▸ **WHAT YOU HAVE TO DO**
Exactly reproduce the lines from the one containing "Type out the text in this image." through the last line of the data, both ends included, leaving out pictures.

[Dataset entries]
────────────────────────────────────────

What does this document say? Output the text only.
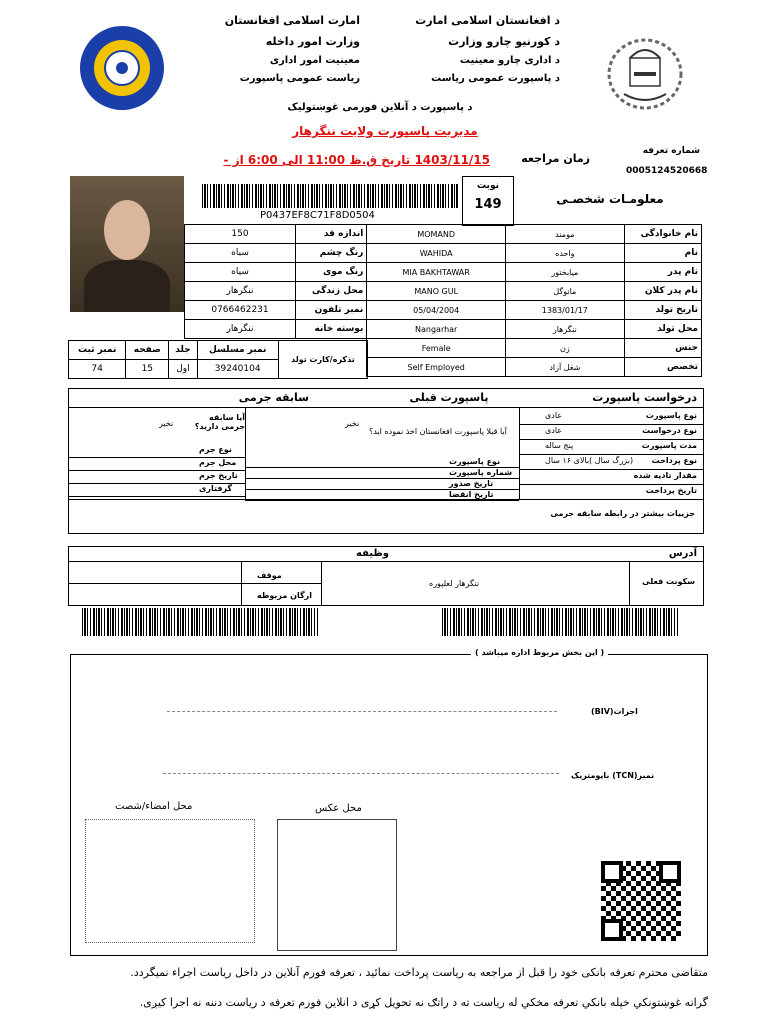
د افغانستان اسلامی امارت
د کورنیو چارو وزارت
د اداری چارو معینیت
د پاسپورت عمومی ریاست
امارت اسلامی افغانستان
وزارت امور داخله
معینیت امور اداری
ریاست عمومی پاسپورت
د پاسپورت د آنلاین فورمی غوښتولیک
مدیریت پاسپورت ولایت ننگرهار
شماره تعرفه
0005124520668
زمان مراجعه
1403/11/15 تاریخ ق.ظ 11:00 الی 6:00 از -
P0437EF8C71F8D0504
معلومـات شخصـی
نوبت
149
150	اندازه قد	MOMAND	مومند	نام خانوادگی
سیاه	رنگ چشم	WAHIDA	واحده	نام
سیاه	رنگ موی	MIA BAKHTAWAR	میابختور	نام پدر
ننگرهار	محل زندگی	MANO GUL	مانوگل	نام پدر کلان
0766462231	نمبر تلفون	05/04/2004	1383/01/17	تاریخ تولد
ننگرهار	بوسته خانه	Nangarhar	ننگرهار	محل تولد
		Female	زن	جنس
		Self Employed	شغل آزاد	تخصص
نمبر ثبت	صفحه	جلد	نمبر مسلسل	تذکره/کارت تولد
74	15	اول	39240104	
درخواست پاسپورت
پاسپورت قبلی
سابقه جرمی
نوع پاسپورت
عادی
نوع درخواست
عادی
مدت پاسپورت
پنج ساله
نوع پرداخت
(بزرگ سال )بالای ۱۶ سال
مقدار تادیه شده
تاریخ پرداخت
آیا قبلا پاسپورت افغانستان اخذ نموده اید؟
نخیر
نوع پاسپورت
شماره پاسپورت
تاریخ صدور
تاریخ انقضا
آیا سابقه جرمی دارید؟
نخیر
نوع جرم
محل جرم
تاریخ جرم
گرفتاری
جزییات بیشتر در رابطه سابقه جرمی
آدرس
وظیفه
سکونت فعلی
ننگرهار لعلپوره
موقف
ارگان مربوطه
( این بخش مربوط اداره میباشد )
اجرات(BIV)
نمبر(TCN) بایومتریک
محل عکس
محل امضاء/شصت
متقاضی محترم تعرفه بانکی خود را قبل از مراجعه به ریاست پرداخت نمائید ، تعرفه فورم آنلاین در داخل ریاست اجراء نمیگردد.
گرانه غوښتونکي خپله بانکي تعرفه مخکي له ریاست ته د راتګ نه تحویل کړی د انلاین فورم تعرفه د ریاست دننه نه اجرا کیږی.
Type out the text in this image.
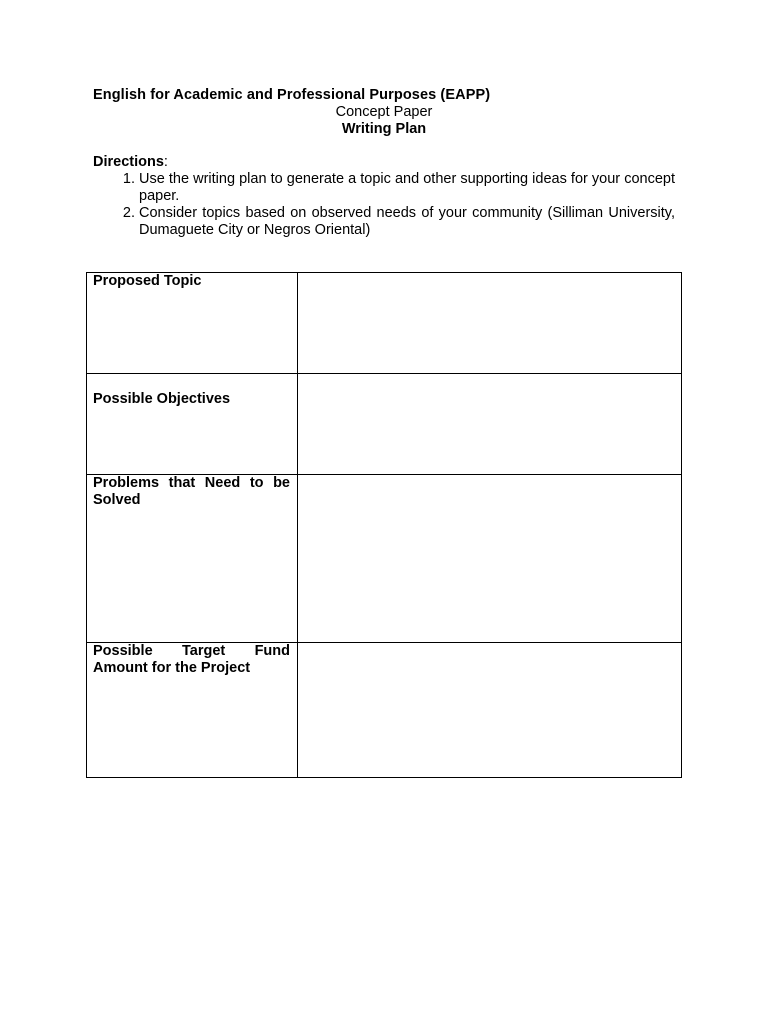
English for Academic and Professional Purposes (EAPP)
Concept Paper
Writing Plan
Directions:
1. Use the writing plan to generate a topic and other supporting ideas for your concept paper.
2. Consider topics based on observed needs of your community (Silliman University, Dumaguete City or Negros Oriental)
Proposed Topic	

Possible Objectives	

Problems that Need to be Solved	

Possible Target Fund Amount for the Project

────────────────────────────────────────

▸ **EXERCISE OUTPUT**
Type out the text in this image.
English for Academic and Professional Purposes (EAPP)
Concept Paper
Writing Plan
Directions:
1. Use the writing plan to generate a topic and other supporting ideas for your concept paper.
2. Consider topics based on observed needs of your community (Silliman University, Dumaguete City or Negros Oriental)
Proposed Topic	

Possible Objectives	

Problems that Need to be Solved	

Possible Target Fund Amount for the Project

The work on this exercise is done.